Extracted data entries
-------

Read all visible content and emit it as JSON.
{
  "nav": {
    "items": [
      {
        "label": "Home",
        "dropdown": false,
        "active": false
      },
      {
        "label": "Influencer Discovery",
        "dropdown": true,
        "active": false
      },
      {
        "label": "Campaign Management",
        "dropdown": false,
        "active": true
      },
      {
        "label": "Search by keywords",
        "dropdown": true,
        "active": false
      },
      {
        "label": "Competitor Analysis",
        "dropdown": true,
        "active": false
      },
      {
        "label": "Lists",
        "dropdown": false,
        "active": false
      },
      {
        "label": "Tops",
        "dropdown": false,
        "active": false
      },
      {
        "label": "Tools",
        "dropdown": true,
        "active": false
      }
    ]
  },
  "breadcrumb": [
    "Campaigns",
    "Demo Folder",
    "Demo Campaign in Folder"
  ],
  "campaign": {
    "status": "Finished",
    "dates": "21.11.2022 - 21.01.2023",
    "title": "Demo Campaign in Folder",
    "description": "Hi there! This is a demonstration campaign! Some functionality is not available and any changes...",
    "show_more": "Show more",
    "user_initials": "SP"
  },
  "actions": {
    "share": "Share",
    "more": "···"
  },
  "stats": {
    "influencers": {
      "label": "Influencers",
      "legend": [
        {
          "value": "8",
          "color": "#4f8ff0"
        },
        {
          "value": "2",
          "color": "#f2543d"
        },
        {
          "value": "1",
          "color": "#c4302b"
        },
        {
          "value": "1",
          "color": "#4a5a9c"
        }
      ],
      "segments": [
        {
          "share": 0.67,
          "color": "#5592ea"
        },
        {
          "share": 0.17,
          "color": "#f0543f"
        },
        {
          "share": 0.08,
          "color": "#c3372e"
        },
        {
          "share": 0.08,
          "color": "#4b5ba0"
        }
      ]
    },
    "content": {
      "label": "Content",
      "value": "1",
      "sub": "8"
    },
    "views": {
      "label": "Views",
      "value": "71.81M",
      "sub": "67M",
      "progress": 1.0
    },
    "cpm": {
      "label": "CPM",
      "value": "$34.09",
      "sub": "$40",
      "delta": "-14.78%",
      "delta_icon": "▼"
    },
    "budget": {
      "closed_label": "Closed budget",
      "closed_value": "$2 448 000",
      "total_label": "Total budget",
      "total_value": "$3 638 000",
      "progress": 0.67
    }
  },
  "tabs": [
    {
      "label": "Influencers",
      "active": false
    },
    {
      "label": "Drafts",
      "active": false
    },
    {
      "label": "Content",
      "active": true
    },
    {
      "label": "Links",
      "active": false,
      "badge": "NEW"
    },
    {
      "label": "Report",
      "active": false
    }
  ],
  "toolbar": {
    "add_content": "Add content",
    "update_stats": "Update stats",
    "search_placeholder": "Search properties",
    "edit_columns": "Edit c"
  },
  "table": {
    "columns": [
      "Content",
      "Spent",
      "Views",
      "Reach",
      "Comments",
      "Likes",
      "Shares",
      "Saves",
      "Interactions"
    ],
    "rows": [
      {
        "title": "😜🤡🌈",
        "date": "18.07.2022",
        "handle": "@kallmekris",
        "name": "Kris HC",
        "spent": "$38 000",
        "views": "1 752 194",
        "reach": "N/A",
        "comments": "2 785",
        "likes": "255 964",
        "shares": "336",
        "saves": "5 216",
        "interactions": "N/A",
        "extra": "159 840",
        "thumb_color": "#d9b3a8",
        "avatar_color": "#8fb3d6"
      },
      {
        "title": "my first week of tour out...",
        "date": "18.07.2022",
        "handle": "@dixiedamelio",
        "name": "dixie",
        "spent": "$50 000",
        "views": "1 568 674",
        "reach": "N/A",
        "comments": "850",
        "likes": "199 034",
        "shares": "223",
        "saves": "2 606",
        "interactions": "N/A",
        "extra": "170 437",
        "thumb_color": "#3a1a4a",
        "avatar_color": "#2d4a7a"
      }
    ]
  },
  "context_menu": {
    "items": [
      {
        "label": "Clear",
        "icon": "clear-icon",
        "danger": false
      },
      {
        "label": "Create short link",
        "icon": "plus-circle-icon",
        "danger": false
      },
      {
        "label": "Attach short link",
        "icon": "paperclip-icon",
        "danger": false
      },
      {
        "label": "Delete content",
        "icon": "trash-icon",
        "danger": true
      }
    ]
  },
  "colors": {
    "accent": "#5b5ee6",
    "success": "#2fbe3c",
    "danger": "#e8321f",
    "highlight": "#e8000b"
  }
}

-------

Reproduce the full set of records precisely.

* Completed task
Read all visible content and emit it as JSON.
{
  "nav": {
    "items": [
      {
        "label": "Home",
        "dropdown": false,
        "active": false
      },
      {
        "label": "Influencer Discovery",
        "dropdown": true,
        "active": false
      },
      {
        "label": "Campaign Management",
        "dropdown": false,
        "active": true
      },
      {
        "label": "Search by keywords",
        "dropdown": true,
        "active": false
      },
      {
        "label": "Competitor Analysis",
        "dropdown": true,
        "active": false
      },
      {
        "label": "Lists",
        "dropdown": false,
        "active": false
      },
      {
        "label": "Tops",
        "dropdown": false,
        "active": false
      },
      {
        "label": "Tools",
        "dropdown": true,
        "active": false
      }
    ]
  },
  "breadcrumb": [
    "Campaigns",
    "Demo Folder",
    "Demo Campaign in Folder"
  ],
  "campaign": {
    "status": "Finished",
    "dates": "21.11.2022 - 21.01.2023",
    "title": "Demo Campaign in Folder",
    "description": "Hi there! This is a demonstration campaign! Some functionality is not available and any changes...",
    "show_more": "Show more",
    "user_initials": "SP"
  },
  "actions": {
    "share": "Share",
    "more": "···"
  },
  "stats": {
    "influencers": {
      "label": "Influencers",
      "legend": [
        {
          "value": "8",
          "color": "#4f8ff0"
        },
        {
          "value": "2",
          "color": "#f2543d"
        },
        {
          "value": "1",
          "color": "#c4302b"
        },
        {
          "value": "1",
          "color": "#4a5a9c"
        }
      ],
      "segments": [
        {
          "share": 0.67,
          "color": "#5592ea"
        },
        {
          "share": 0.17,
          "color": "#f0543f"
        },
        {
          "share": 0.08,
          "color": "#c3372e"
        },
        {
          "share": 0.08,
          "color": "#4b5ba0"
        }
      ]
    },
    "content": {
      "label": "Content",
      "value": "1",
      "sub": "8"
    },
    "views": {
      "label": "Views",
      "value": "71.81M",
      "sub": "67M",
      "progress": 1.0
    },
    "cpm": {
      "label": "CPM",
      "value": "$34.09",
      "sub": "$40",
      "delta": "-14.78%",
      "delta_icon": "▼"
    },
    "budget": {
      "closed_label": "Closed budget",
      "closed_value": "$2 448 000",
      "total_label": "Total budget",
      "total_value": "$3 638 000",
      "progress": 0.67
    }
  },
  "tabs": [
    {
      "label": "Influencers",
      "active": false
    },
    {
      "label": "Drafts",
      "active": false
    },
    {
      "label": "Content",
      "active": true
    },
    {
      "label": "Links",
      "active": false,
      "badge": "NEW"
    },
    {
      "label": "Report",
      "active": false
    }
  ],
  "toolbar": {
    "add_content": "Add content",
    "update_stats": "Update stats",
    "search_placeholder": "Search properties",
    "edit_columns": "Edit c"
  },
  "table": {
    "columns": [
      "Content",
      "Spent",
      "Views",
      "Reach",
      "Comments",
      "Likes",
      "Shares",
      "Saves",
      "Interactions"
    ],
    "rows": [
      {
        "title": "😜🤡🌈",
        "date": "18.07.2022",
        "handle": "@kallmekris",
        "name": "Kris HC",
        "spent": "$38 000",
        "views": "1 752 194",
        "reach": "N/A",
        "comments": "2 785",
        "likes": "255 964",
        "shares": "336",
        "saves": "5 216",
        "interactions": "N/A",
        "extra": "159 840",
        "thumb_color": "#d9b3a8",
        "avatar_color": "#8fb3d6"
      },
      {
        "title": "my first week of tour out...",
        "date": "18.07.2022",
        "handle": "@dixiedamelio",
        "name": "dixie",
        "spent": "$50 000",
        "views": "1 568 674",
        "reach": "N/A",
        "comments": "850",
        "likes": "199 034",
        "shares": "223",
        "saves": "2 606",
        "interactions": "N/A",
        "extra": "170 437",
        "thumb_color": "#3a1a4a",
        "avatar_color": "#2d4a7a"
      }
    ]
  },
  "context_menu": {
    "items": [
      {
        "label": "Clear",
        "icon": "clear-icon",
        "danger": false
      },
      {
        "label": "Create short link",
        "icon": "plus-circle-icon",
        "danger": false
      },
      {
        "label": "Attach short link",
        "icon": "paperclip-icon",
        "danger": false
      },
      {
        "label": "Delete content",
        "icon": "trash-icon",
        "danger": true
      }
    ]
  },
  "colors": {
    "accent": "#5b5ee6",
    "success": "#2fbe3c",
    "danger": "#e8321f",
    "highlight": "#e8000b"
  }
}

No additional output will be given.